▸ **Stated task**: Write out each entry, exactly the way it appears.

[START OF Material provided]

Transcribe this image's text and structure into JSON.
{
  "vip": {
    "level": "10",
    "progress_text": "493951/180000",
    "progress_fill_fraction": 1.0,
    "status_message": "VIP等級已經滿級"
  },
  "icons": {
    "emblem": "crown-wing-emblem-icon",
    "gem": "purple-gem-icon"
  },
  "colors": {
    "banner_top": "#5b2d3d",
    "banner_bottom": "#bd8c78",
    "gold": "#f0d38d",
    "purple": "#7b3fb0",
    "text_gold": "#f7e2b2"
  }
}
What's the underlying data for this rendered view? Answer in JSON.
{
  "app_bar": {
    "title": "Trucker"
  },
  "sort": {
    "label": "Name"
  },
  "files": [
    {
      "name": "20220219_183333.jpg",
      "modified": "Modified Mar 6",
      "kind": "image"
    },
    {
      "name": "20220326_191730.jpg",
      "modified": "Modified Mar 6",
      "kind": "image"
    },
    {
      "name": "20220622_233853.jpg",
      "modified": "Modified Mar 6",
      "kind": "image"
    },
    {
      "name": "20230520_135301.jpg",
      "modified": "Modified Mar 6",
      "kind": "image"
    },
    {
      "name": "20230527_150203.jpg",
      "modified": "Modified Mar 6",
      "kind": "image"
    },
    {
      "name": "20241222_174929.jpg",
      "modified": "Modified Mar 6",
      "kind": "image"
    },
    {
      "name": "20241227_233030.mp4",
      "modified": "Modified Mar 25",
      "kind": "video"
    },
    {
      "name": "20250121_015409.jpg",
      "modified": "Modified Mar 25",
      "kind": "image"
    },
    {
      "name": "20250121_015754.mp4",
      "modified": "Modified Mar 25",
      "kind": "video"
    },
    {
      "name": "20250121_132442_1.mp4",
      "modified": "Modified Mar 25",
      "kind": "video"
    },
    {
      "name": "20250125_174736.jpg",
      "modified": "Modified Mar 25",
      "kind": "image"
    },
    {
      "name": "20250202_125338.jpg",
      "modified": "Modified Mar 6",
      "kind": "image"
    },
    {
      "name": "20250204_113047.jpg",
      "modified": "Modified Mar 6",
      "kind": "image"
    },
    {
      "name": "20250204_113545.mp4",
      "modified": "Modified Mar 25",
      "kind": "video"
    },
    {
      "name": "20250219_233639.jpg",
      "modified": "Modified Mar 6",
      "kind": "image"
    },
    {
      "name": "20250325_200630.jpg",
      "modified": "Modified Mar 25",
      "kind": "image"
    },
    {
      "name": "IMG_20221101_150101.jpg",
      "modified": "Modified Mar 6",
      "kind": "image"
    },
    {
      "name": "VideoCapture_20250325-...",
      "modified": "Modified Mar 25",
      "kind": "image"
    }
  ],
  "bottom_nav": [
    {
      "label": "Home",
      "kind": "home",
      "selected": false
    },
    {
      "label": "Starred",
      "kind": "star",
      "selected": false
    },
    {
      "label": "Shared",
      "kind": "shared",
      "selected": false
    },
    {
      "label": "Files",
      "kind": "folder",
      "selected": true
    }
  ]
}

[END OF Material provided]

▸ **Result of the task**:
Transcribe this image's text and structure into JSON.
{
  "vip": {
    "level": "10",
    "progress_text": "493951/180000",
    "progress_fill_fraction": 1.0,
    "status_message": "VIP等級已經滿級"
  },
  "icons": {
    "emblem": "crown-wing-emblem-icon",
    "gem": "purple-gem-icon"
  },
  "colors": {
    "banner_top": "#5b2d3d",
    "banner_bottom": "#bd8c78",
    "gold": "#f0d38d",
    "purple": "#7b3fb0",
    "text_gold": "#f7e2b2"
  }
}
What's the underlying data for this rendered view? Answer in JSON.
{
  "app_bar": {
    "title": "Trucker"
  },
  "sort": {
    "label": "Name"
  },
  "files": [
    {
      "name": "20220219_183333.jpg",
      "modified": "Modified Mar 6",
      "kind": "image"
    },
    {
      "name": "20220326_191730.jpg",
      "modified": "Modified Mar 6",
      "kind": "image"
    },
    {
      "name": "20220622_233853.jpg",
      "modified": "Modified Mar 6",
      "kind": "image"
    },
    {
      "name": "20230520_135301.jpg",
      "modified": "Modified Mar 6",
      "kind": "image"
    },
    {
      "name": "20230527_150203.jpg",
      "modified": "Modified Mar 6",
      "kind": "image"
    },
    {
      "name": "20241222_174929.jpg",
      "modified": "Modified Mar 6",
      "kind": "image"
    },
    {
      "name": "20241227_233030.mp4",
      "modified": "Modified Mar 25",
      "kind": "video"
    },
    {
      "name": "20250121_015409.jpg",
      "modified": "Modified Mar 25",
      "kind": "image"
    },
    {
      "name": "20250121_015754.mp4",
      "modified": "Modified Mar 25",
      "kind": "video"
    },
    {
      "name": "20250121_132442_1.mp4",
      "modified": "Modified Mar 25",
      "kind": "video"
    },
    {
      "name": "20250125_174736.jpg",
      "modified": "Modified Mar 25",
      "kind": "image"
    },
    {
      "name": "20250202_125338.jpg",
      "modified": "Modified Mar 6",
      "kind": "image"
    },
    {
      "name": "20250204_113047.jpg",
      "modified": "Modified Mar 6",
      "kind": "image"
    },
    {
      "name": "20250204_113545.mp4",
      "modified": "Modified Mar 25",
      "kind": "video"
    },
    {
      "name": "20250219_233639.jpg",
      "modified": "Modified Mar 6",
      "kind": "image"
    },
    {
      "name": "20250325_200630.jpg",
      "modified": "Modified Mar 25",
      "kind": "image"
    },
    {
      "name": "IMG_20221101_150101.jpg",
      "modified": "Modified Mar 6",
      "kind": "image"
    },
    {
      "name": "VideoCapture_20250325-...",
      "modified": "Modified Mar 25",
      "kind": "image"
    }
  ],
  "bottom_nav": [
    {
      "label": "Home",
      "kind": "home",
      "selected": false
    },
    {
      "label": "Starred",
      "kind": "star",
      "selected": false
    },
    {
      "label": "Shared",
      "kind": "shared",
      "selected": false
    },
    {
      "label": "Files",
      "kind": "folder",
      "selected": true
    }
  ]
}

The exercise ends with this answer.